_Dataset content_
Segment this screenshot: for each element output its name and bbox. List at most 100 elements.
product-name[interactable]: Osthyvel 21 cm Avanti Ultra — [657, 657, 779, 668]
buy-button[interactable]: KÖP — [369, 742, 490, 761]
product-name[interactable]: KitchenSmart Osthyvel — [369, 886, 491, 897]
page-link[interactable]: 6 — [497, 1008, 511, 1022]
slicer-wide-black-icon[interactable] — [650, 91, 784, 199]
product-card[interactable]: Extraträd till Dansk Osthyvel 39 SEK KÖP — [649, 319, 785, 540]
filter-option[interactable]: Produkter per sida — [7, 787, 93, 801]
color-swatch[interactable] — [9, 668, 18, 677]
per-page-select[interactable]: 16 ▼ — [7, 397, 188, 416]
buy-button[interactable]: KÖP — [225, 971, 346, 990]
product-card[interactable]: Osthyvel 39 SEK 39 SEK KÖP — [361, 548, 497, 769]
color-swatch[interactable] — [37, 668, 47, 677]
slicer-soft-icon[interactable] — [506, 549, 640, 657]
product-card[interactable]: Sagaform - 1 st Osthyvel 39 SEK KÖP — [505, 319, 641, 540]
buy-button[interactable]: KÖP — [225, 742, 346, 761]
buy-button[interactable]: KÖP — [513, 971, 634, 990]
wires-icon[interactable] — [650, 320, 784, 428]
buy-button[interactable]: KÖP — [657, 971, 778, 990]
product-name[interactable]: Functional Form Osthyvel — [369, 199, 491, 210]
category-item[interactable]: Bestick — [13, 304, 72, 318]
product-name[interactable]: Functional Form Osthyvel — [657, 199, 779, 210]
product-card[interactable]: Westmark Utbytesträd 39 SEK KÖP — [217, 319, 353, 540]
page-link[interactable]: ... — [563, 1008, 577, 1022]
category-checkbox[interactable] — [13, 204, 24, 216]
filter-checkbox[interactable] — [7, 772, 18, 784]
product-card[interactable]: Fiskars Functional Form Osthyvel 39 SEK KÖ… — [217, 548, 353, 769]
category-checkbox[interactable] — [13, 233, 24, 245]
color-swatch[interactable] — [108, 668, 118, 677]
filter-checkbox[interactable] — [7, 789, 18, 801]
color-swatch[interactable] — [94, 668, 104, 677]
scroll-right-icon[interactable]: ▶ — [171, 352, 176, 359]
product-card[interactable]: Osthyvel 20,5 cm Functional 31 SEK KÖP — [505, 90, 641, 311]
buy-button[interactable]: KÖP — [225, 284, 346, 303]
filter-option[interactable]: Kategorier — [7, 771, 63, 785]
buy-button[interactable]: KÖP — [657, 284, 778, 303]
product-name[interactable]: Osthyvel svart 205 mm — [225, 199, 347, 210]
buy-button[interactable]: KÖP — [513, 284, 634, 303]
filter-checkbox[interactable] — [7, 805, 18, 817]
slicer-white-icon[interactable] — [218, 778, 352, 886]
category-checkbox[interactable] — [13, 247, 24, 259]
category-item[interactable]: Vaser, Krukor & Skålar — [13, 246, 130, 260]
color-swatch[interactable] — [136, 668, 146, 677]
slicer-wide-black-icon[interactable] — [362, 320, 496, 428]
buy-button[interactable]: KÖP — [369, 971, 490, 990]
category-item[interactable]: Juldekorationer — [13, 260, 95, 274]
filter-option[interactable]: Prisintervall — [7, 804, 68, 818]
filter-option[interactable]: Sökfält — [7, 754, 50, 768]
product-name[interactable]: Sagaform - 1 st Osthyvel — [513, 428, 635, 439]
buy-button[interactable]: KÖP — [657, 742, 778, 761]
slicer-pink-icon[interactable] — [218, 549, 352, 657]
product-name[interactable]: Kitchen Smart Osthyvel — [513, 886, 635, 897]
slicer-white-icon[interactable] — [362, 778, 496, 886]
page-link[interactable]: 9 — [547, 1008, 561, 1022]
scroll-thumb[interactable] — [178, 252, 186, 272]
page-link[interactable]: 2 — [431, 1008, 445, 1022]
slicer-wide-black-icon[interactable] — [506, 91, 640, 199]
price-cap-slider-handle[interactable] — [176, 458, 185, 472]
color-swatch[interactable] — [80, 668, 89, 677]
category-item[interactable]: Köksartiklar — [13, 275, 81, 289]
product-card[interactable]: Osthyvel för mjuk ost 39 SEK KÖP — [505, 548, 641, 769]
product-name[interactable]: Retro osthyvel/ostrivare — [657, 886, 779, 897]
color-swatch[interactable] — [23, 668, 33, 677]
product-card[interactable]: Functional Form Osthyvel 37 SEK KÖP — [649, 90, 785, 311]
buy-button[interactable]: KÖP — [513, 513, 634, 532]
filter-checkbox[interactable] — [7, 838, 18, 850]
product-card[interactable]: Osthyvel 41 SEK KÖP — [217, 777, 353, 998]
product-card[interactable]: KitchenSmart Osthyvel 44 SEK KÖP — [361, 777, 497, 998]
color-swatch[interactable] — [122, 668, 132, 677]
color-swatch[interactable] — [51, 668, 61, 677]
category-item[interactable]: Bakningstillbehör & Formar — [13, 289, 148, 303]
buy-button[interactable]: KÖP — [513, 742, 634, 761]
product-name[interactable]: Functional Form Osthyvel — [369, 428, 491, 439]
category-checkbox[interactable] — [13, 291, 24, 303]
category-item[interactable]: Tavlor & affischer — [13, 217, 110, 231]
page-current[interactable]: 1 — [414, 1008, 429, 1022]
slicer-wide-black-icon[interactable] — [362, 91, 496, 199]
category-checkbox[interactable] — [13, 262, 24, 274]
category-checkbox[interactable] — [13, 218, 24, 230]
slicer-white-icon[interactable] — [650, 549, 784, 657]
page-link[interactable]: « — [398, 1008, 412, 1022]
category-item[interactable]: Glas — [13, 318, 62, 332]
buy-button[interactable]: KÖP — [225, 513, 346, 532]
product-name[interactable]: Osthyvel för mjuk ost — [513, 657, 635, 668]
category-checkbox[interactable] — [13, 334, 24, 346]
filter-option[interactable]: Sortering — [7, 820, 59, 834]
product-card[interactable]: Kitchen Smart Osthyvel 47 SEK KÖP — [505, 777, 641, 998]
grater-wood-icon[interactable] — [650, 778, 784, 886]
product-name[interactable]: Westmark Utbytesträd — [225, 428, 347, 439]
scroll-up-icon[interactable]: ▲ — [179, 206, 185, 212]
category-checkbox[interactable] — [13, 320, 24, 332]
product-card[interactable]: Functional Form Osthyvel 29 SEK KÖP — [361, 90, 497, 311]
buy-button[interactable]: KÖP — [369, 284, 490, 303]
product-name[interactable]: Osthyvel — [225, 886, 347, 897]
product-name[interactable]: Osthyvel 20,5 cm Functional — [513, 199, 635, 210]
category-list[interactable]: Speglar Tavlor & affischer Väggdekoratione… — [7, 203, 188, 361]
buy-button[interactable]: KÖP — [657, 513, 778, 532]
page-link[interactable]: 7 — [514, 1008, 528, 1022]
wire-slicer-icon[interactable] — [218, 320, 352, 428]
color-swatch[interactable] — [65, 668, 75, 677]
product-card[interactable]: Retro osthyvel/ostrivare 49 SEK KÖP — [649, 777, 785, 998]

_Task brief_
Rewrite all the lines of the records above as a numbered list, leaving out any blank lines.

_Result of this task_
1. Segment this screenshot: for each element output its name and bbox. List at most 100 elements.
2. product-name[interactable]: Osthyvel 21 cm Avanti Ultra — [657, 657, 779, 668]
3. buy-button[interactable]: KÖP — [369, 742, 490, 761]
4. product-name[interactable]: KitchenSmart Osthyvel — [369, 886, 491, 897]
5. page-link[interactable]: 6 — [497, 1008, 511, 1022]
6. slicer-wide-black-icon[interactable] — [650, 91, 784, 199]
7. product-card[interactable]: Extraträd till Dansk Osthyvel 39 SEK KÖP — [649, 319, 785, 540]
8. filter-option[interactable]: Produkter per sida — [7, 787, 93, 801]
9. color-swatch[interactable] — [9, 668, 18, 677]
10. per-page-select[interactable]: 16 ▼ — [7, 397, 188, 416]
11. buy-button[interactable]: KÖP — [225, 971, 346, 990]
12. product-card[interactable]: Osthyvel 39 SEK 39 SEK KÖP — [361, 548, 497, 769]
13. color-swatch[interactable] — [37, 668, 47, 677]
14. slicer-soft-icon[interactable] — [506, 549, 640, 657]
15. product-card[interactable]: Sagaform - 1 st Osthyvel 39 SEK KÖP — [505, 319, 641, 540]
16. buy-button[interactable]: KÖP — [225, 742, 346, 761]
17. buy-button[interactable]: KÖP — [513, 971, 634, 990]
18. wires-icon[interactable] — [650, 320, 784, 428]
19. buy-button[interactable]: KÖP — [657, 971, 778, 990]
20. product-name[interactable]: Functional Form Osthyvel — [369, 199, 491, 210]
21. category-item[interactable]: Bestick — [13, 304, 72, 318]
22. product-name[interactable]: Functional Form Osthyvel — [657, 199, 779, 210]
23. product-card[interactable]: Westmark Utbytesträd 39 SEK KÖP — [217, 319, 353, 540]
24. page-link[interactable]: ... — [563, 1008, 577, 1022]
25. category-checkbox[interactable] — [13, 204, 24, 216]
26. filter-checkbox[interactable] — [7, 772, 18, 784]
27. product-card[interactable]: Fiskars Functional Form Osthyvel 39 SEK KÖ… — [217, 548, 353, 769]
28. category-checkbox[interactable] — [13, 233, 24, 245]
29. color-swatch[interactable] — [108, 668, 118, 677]
30. filter-checkbox[interactable] — [7, 789, 18, 801]
31. color-swatch[interactable] — [94, 668, 104, 677]
32. scroll-right-icon[interactable]: ▶ — [171, 352, 176, 359]
33. product-card[interactable]: Osthyvel 20,5 cm Functional 31 SEK KÖP — [505, 90, 641, 311]
34. buy-button[interactable]: KÖP — [225, 284, 346, 303]
35. filter-option[interactable]: Kategorier — [7, 771, 63, 785]
36. buy-button[interactable]: KÖP — [657, 284, 778, 303]
37. product-name[interactable]: Osthyvel svart 205 mm — [225, 199, 347, 210]
38. buy-button[interactable]: KÖP — [513, 284, 634, 303]
39. filter-checkbox[interactable] — [7, 805, 18, 817]
40. slicer-white-icon[interactable] — [218, 778, 352, 886]
41. category-checkbox[interactable] — [13, 247, 24, 259]
42. category-item[interactable]: Vaser, Krukor & Skålar — [13, 246, 130, 260]
43. color-swatch[interactable] — [136, 668, 146, 677]
44. slicer-wide-black-icon[interactable] — [362, 320, 496, 428]
45. buy-button[interactable]: KÖP — [369, 971, 490, 990]
46. category-item[interactable]: Juldekorationer — [13, 260, 95, 274]
47. filter-option[interactable]: Prisintervall — [7, 804, 68, 818]
48. filter-option[interactable]: Sökfält — [7, 754, 50, 768]
49. product-name[interactable]: Sagaform - 1 st Osthyvel — [513, 428, 635, 439]
50. buy-button[interactable]: KÖP — [657, 742, 778, 761]
51. slicer-pink-icon[interactable] — [218, 549, 352, 657]
52. product-name[interactable]: Kitchen Smart Osthyvel — [513, 886, 635, 897]
53. slicer-white-icon[interactable] — [362, 778, 496, 886]
54. page-link[interactable]: 9 — [547, 1008, 561, 1022]
55. scroll-thumb[interactable] — [178, 252, 186, 272]
56. page-link[interactable]: 2 — [431, 1008, 445, 1022]
57. slicer-wide-black-icon[interactable] — [506, 91, 640, 199]
58. price-cap-slider-handle[interactable] — [176, 458, 185, 472]
59. color-swatch[interactable] — [80, 668, 89, 677]
60. category-item[interactable]: Köksartiklar — [13, 275, 81, 289]
61. product-card[interactable]: Osthyvel för mjuk ost 39 SEK KÖP — [505, 548, 641, 769]
62. product-name[interactable]: Retro osthyvel/ostrivare — [657, 886, 779, 897]
63. color-swatch[interactable] — [23, 668, 33, 677]
64. product-card[interactable]: Functional Form Osthyvel 37 SEK KÖP — [649, 90, 785, 311]
65. buy-button[interactable]: KÖP — [513, 513, 634, 532]
66. filter-checkbox[interactable] — [7, 838, 18, 850]
67. product-card[interactable]: Osthyvel 41 SEK KÖP — [217, 777, 353, 998]
68. product-card[interactable]: KitchenSmart Osthyvel 44 SEK KÖP — [361, 777, 497, 998]
69. color-swatch[interactable] — [122, 668, 132, 677]
70. color-swatch[interactable] — [51, 668, 61, 677]
71. category-item[interactable]: Bakningstillbehör & Formar — [13, 289, 148, 303]
72. buy-button[interactable]: KÖP — [513, 742, 634, 761]
73. product-name[interactable]: Functional Form Osthyvel — [369, 428, 491, 439]
74. category-checkbox[interactable] — [13, 291, 24, 303]
75. category-item[interactable]: Tavlor & affischer — [13, 217, 110, 231]
76. page-current[interactable]: 1 — [414, 1008, 429, 1022]
77. slicer-wide-black-icon[interactable] — [362, 91, 496, 199]
78. category-checkbox[interactable] — [13, 262, 24, 274]
79. category-checkbox[interactable] — [13, 218, 24, 230]
80. slicer-white-icon[interactable] — [650, 549, 784, 657]
81. page-link[interactable]: « — [398, 1008, 412, 1022]
82. category-item[interactable]: Glas — [13, 318, 62, 332]
83. buy-button[interactable]: KÖP — [225, 513, 346, 532]
84. product-name[interactable]: Osthyvel för mjuk ost — [513, 657, 635, 668]
85. category-checkbox[interactable] — [13, 334, 24, 346]
86. filter-option[interactable]: Sortering — [7, 820, 59, 834]
87. product-card[interactable]: Kitchen Smart Osthyvel 47 SEK KÖP — [505, 777, 641, 998]
88. grater-wood-icon[interactable] — [650, 778, 784, 886]
89. product-name[interactable]: Westmark Utbytesträd — [225, 428, 347, 439]
90. scroll-up-icon[interactable]: ▲ — [179, 206, 185, 212]
91. category-checkbox[interactable] — [13, 320, 24, 332]
92. product-card[interactable]: Functional Form Osthyvel 29 SEK KÖP — [361, 90, 497, 311]
93. buy-button[interactable]: KÖP — [369, 284, 490, 303]
94. product-name[interactable]: Osthyvel — [225, 886, 347, 897]
95. product-name[interactable]: Osthyvel 20,5 cm Functional — [513, 199, 635, 210]
96. category-list[interactable]: Speglar Tavlor & affischer Väggdekoratione… — [7, 203, 188, 361]
97. buy-button[interactable]: KÖP — [657, 513, 778, 532]
98. page-link[interactable]: 7 — [514, 1008, 528, 1022]
99. wire-slicer-icon[interactable] — [218, 320, 352, 428]
100. color-swatch[interactable] — [65, 668, 75, 677]
101. product-card[interactable]: Retro osthyvel/ostrivare 49 SEK KÖP — [649, 777, 785, 998]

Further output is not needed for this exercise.